>> begin Extracted records
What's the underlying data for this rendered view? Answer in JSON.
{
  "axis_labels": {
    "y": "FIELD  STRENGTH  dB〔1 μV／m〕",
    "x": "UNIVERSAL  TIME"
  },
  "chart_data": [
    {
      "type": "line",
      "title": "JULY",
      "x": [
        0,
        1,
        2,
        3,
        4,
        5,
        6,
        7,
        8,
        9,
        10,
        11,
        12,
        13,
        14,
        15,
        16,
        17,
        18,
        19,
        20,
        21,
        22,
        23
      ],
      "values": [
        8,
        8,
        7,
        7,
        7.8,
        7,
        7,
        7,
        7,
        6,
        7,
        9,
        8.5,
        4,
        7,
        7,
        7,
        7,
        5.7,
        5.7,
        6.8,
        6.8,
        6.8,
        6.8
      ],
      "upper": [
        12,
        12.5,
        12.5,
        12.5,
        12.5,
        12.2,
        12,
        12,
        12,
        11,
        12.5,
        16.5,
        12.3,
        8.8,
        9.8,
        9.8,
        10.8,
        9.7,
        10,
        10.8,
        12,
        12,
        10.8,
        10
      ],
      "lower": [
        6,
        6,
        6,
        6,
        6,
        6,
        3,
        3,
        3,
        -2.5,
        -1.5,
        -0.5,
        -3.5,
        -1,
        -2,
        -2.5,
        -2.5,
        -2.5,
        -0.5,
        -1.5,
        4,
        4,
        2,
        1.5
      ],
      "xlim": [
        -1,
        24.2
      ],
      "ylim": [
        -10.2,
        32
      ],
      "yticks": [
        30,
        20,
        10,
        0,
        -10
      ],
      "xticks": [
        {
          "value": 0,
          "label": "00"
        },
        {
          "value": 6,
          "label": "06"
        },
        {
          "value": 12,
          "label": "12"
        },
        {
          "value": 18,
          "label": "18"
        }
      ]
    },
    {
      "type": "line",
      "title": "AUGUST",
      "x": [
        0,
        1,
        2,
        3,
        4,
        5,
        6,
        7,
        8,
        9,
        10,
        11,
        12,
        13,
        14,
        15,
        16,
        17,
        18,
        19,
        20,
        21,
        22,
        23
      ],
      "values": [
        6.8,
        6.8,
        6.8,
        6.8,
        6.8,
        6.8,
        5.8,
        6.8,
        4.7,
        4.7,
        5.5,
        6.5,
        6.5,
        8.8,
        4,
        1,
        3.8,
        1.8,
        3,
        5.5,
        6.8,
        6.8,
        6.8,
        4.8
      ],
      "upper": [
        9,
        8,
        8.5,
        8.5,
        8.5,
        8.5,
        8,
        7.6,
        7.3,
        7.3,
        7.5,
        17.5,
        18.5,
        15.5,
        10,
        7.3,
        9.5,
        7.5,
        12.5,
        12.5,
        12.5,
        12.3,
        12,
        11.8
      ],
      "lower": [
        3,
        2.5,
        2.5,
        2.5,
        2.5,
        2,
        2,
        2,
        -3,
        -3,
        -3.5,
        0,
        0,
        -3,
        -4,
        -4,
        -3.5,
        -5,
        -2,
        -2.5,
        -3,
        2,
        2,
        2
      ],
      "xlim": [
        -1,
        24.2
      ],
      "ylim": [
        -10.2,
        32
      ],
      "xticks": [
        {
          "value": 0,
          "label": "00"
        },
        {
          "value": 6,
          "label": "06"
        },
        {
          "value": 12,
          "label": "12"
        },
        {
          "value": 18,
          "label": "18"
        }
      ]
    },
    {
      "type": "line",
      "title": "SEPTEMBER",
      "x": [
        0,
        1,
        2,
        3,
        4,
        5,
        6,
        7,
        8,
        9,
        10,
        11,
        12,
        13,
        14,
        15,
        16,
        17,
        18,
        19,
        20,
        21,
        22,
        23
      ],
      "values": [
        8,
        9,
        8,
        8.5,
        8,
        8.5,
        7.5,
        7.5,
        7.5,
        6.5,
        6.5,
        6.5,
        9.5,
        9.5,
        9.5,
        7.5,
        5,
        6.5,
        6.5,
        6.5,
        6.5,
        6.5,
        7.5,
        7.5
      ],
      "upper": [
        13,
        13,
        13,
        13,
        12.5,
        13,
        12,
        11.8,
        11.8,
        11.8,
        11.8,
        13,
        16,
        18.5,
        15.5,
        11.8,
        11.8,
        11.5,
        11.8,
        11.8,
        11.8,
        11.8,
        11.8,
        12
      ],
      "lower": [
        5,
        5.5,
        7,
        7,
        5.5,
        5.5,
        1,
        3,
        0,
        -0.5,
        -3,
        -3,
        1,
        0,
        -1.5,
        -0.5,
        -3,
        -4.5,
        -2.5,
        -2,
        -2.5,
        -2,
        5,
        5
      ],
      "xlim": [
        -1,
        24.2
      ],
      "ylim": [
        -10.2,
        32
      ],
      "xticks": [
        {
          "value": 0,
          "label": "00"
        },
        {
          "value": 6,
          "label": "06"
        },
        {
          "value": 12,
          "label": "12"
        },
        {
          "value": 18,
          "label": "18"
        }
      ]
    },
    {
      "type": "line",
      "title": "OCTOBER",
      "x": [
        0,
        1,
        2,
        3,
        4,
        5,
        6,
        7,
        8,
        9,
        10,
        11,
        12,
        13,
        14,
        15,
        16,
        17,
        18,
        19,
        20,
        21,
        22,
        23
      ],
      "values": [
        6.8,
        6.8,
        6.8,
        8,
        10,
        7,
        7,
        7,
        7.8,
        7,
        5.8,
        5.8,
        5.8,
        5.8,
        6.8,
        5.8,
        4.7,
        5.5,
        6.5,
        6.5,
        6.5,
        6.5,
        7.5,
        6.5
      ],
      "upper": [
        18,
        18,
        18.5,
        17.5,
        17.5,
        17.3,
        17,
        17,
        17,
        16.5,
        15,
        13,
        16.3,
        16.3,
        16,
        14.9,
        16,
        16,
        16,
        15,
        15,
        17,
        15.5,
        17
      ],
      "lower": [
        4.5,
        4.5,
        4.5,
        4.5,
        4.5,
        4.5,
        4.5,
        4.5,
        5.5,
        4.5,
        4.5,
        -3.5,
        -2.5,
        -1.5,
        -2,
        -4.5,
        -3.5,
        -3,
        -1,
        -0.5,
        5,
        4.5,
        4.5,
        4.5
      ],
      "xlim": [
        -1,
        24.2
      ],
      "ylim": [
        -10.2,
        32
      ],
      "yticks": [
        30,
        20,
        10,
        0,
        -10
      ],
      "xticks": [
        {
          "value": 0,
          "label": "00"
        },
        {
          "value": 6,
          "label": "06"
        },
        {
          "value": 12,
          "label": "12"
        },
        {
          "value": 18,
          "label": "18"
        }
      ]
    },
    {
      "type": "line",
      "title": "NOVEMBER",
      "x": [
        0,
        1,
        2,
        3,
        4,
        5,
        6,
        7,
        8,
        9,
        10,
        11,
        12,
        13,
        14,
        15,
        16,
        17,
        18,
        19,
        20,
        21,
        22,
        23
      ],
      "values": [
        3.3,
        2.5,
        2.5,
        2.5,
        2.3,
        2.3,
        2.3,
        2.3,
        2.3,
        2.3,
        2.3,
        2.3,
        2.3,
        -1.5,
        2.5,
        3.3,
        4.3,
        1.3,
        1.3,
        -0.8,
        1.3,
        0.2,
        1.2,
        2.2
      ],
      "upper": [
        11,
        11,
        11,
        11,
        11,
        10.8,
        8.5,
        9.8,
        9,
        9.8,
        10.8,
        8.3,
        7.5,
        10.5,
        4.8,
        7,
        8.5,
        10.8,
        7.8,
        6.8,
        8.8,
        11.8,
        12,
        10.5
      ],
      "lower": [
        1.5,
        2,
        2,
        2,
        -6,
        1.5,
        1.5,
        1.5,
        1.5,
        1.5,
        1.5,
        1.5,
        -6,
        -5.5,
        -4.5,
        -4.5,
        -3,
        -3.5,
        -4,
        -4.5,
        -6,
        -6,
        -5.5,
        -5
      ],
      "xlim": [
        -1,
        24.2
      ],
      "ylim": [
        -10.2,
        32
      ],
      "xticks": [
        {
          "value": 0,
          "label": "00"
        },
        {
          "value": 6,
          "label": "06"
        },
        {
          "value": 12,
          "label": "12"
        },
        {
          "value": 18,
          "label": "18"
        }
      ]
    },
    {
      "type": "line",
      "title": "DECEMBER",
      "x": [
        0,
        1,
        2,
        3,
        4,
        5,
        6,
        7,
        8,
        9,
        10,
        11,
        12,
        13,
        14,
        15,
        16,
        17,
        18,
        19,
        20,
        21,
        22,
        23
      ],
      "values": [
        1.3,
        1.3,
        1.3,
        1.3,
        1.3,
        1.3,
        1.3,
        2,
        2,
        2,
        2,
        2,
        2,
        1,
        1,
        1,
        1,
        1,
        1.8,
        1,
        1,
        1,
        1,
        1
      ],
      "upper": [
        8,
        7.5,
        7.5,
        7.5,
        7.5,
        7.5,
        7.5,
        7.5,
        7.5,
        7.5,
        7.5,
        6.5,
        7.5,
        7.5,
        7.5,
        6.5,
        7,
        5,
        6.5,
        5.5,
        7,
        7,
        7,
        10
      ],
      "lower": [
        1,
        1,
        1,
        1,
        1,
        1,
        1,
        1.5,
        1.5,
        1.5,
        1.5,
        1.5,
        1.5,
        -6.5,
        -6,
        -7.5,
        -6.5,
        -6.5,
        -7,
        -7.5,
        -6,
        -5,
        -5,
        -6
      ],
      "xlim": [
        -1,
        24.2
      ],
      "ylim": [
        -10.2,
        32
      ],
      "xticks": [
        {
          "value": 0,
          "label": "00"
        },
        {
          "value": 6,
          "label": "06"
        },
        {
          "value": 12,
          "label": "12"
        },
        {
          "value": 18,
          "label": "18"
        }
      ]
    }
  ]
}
>> end Extracted records
The task »
Search the records above for "title". Copy each line where it is found.

Problem solution »
      "title": "JULY",
      "title": "AUGUST",
      "title": "SEPTEMBER",
      "title": "OCTOBER",
      "title": "NOVEMBER",
      "title": "DECEMBER",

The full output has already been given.